WHAT IS BEING ASKED
Please print every record below exactly as it appears.

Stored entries
## START
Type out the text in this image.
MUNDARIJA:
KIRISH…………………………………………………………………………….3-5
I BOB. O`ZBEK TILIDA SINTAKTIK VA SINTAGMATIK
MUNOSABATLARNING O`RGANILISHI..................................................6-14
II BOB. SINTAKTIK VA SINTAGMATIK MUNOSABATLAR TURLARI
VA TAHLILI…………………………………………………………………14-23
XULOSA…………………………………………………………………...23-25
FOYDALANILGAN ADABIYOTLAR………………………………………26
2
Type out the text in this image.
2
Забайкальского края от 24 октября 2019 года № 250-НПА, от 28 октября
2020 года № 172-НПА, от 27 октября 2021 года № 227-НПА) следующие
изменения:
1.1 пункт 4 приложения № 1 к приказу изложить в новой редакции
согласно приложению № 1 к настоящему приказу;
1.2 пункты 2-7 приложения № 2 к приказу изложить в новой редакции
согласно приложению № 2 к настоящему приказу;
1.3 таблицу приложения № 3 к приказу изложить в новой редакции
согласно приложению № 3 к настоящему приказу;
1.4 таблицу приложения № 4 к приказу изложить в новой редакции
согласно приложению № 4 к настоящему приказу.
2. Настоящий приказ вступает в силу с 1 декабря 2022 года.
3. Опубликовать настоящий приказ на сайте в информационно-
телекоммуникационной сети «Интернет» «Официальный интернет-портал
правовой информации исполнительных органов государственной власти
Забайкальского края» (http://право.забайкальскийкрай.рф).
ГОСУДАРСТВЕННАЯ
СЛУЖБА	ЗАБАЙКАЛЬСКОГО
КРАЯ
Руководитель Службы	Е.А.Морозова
## END
TASK SOLUTION
Type out the text in this image.
MUNDARIJA:
KIRISH…………………………………………………………………………….3-5
I BOB. O`ZBEK TILIDA SINTAKTIK VA SINTAGMATIK
MUNOSABATLARNING O`RGANILISHI..................................................6-14
II BOB. SINTAKTIK VA SINTAGMATIK MUNOSABATLAR TURLARI
VA TAHLILI…………………………………………………………………14-23
XULOSA…………………………………………………………………...23-25
FOYDALANILGAN ADABIYOTLAR………………………………………26
2
Type out the text in this image.
2
Забайкальского края от 24 октября 2019 года № 250-НПА, от 28 октября
2020 года № 172-НПА, от 27 октября 2021 года № 227-НПА) следующие
изменения:
1.1 пункт 4 приложения № 1 к приказу изложить в новой редакции
согласно приложению № 1 к настоящему приказу;
1.2 пункты 2-7 приложения № 2 к приказу изложить в новой редакции
согласно приложению № 2 к настоящему приказу;
1.3 таблицу приложения № 3 к приказу изложить в новой редакции
согласно приложению № 3 к настоящему приказу;
1.4 таблицу приложения № 4 к приказу изложить в новой редакции
согласно приложению № 4 к настоящему приказу.
2. Настоящий приказ вступает в силу с 1 декабря 2022 года.
3. Опубликовать настоящий приказ на сайте в информационно-
телекоммуникационной сети «Интернет» «Официальный интернет-портал
правовой информации исполнительных органов государственной власти
Забайкальского края» (http://право.забайкальскийкрай.рф).
ГОСУДАРСТВЕННАЯ
СЛУЖБА	ЗАБАЙКАЛЬСКОГО
КРАЯ
Руководитель Службы	Е.А.Морозова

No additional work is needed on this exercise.